### SHORT TASK:
Pull out every line of the listing below that contains the word "hydropower".

### PROVIDED DATA:
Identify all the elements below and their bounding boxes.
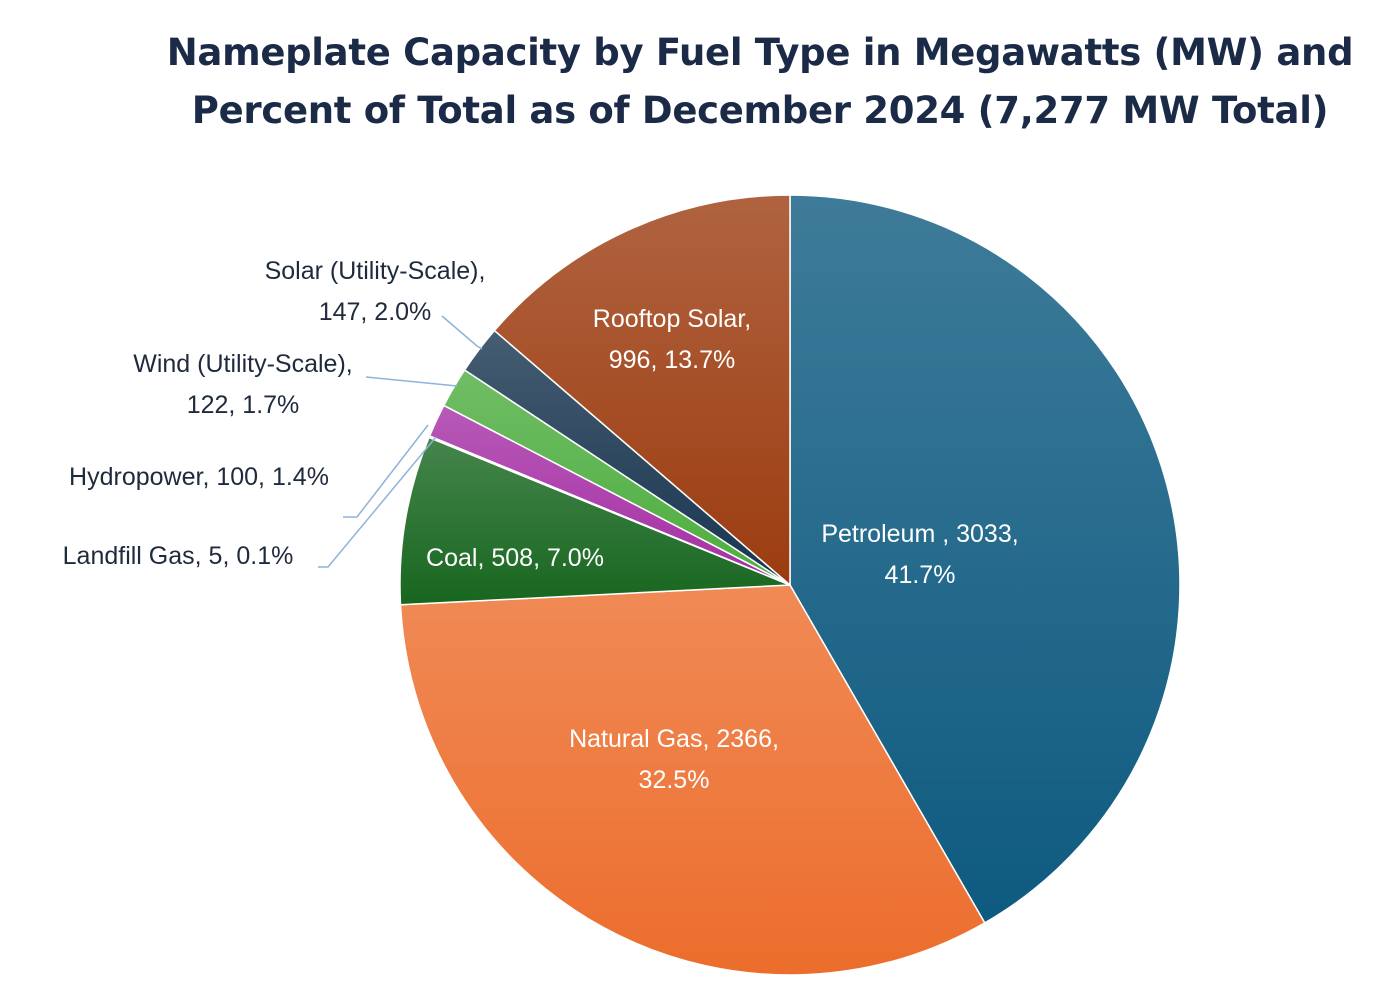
data-label-solar-utility-line-2: 147, 2.0% bbox=[319, 298, 432, 326]
chart-title-line-2: Percent of Total as of December 2024 (7,… bbox=[191, 89, 1329, 132]
pie-slice-coal[interactable] bbox=[399, 436, 791, 606]
pie-slices bbox=[399, 194, 1181, 976]
chart-title: Nameplate Capacity by Fuel Type in Megaw… bbox=[120, 24, 1400, 140]
leader-line-hydropower bbox=[343, 424, 429, 518]
data-label-rooftop-solar-line-2: 996, 13.7% bbox=[609, 346, 736, 374]
leader-lines bbox=[318, 315, 483, 568]
data-label-landfill-gas: Landfill Gas, 5, 0.1% bbox=[63, 542, 294, 570]
data-label-coal: Coal, 508, 7.0% bbox=[426, 544, 604, 572]
data-label-rooftop-solar: Rooftop Solar, 996, 13.7% bbox=[593, 305, 751, 374]
leader-line-landfill-gas bbox=[318, 436, 437, 568]
data-label-petroleum-line-2: 41.7% bbox=[885, 561, 956, 589]
pie-slice-petroleum[interactable] bbox=[789, 194, 1181, 924]
data-label-natural-gas-line-1: Natural Gas, 2366, bbox=[569, 725, 779, 753]
pie-slice-natural-gas[interactable] bbox=[399, 584, 986, 976]
data-label-landfill-gas-line-1: Landfill Gas, 5, 0.1% bbox=[63, 542, 294, 570]
data-label-natural-gas-line-2: 32.5% bbox=[639, 766, 710, 794]
data-label-rooftop-solar-line-1: Rooftop Solar, bbox=[593, 305, 751, 333]
data-label-natural-gas: Natural Gas, 2366, 32.5% bbox=[569, 725, 779, 794]
data-label-wind: Wind (Utility-Scale), 122, 1.7% bbox=[133, 350, 352, 419]
data-label-coal-line-1: Coal, 508, 7.0% bbox=[426, 544, 604, 572]
data-labels: Petroleum , 3033, 41.7% Natural Gas, 2366,… bbox=[63, 257, 1019, 794]
leader-line-wind bbox=[365, 376, 458, 387]
data-label-wind-line-2: 122, 1.7% bbox=[187, 391, 300, 419]
data-label-solar-utility-line-1: Solar (Utility-Scale), bbox=[265, 257, 486, 285]
data-label-solar-utility: Solar (Utility-Scale), 147, 2.0% bbox=[265, 257, 486, 326]
pie-slice-rooftop-solar[interactable] bbox=[493, 194, 791, 586]
data-label-hydropower-line-1: Hydropower, 100, 1.4% bbox=[69, 463, 329, 491]
data-label-petroleum-line-1: Petroleum , 3033, bbox=[821, 520, 1018, 548]
leader-line-solar-utility bbox=[441, 315, 483, 350]
data-label-wind-line-1: Wind (Utility-Scale), bbox=[133, 350, 352, 378]
data-label-hydropower: Hydropower, 100, 1.4% bbox=[69, 463, 329, 491]
data-label-petroleum: Petroleum , 3033, 41.7% bbox=[821, 520, 1018, 589]
chart-title-line-1: Nameplate Capacity by Fuel Type in Megaw… bbox=[166, 31, 1354, 74]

### CORRECT RESPONSE:
leader-line-hydropower bbox=[343, 424, 429, 518]
data-label-hydropower-line-1: Hydropower, 100, 1.4% bbox=[69, 463, 329, 491]
data-label-hydropower: Hydropower, 100, 1.4% bbox=[69, 463, 329, 491]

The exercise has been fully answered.